TASK
Copy out lines with the word "done" from the material that follows.

** begin **

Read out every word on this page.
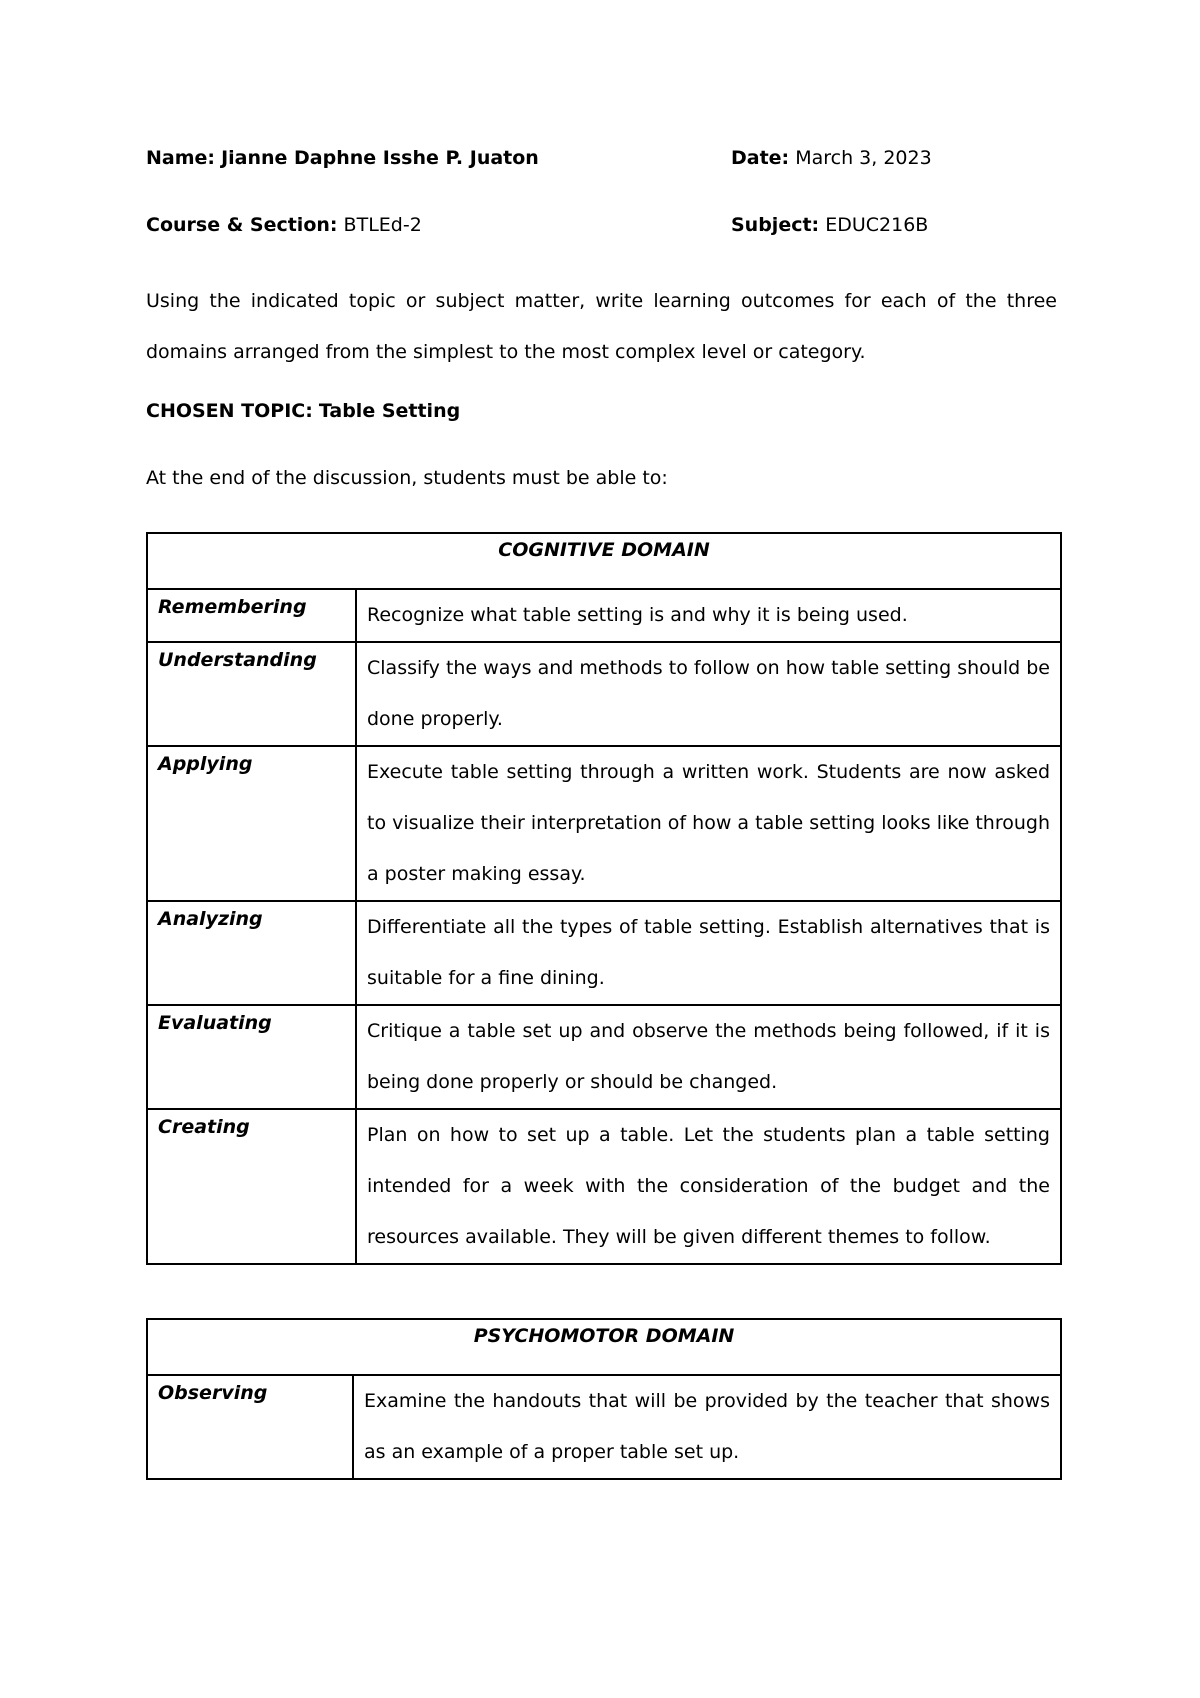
Name: Jianne Daphne Isshe P. Juaton	Date: March 3, 2023
Course & Section: BTLEd-2	Subject: EDUC216B
Using the indicated topic or subject matter, write learning outcomes for each of the three domains arranged from the simplest to the most complex level or category.
CHOSEN TOPIC: Table Setting
At the end of the discussion, students must be able to:
COGNITIVE DOMAIN	
Remembering	Recognize what table setting is and why it is being used.
Understanding	Classify the ways and methods to follow on how table setting should be done properly.
Applying	Execute table setting through a written work. Students are now asked to visualize their interpretation of how a table setting looks like through a poster making essay.
Analyzing	Differentiate all the types of table setting. Establish alternatives that is suitable for a fine dining.
Evaluating	Critique a table set up and observe the methods being followed, if it is being done properly or should be changed.
Creating	Plan on how to set up a table. Let the students plan a table setting intended for a week with the consideration of the budget and the resources available. They will be given different themes to follow.
PSYCHOMOTOR DOMAIN
Observing	Examine the handouts that will be provided by the teacher that shows as an example of a proper table set up.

** end **

FULL RESPONSE
Understanding	Classify the ways and methods to follow on how table setting should be done properly.
Evaluating	Critique a table set up and observe the methods being followed, if it is being done properly or should be changed.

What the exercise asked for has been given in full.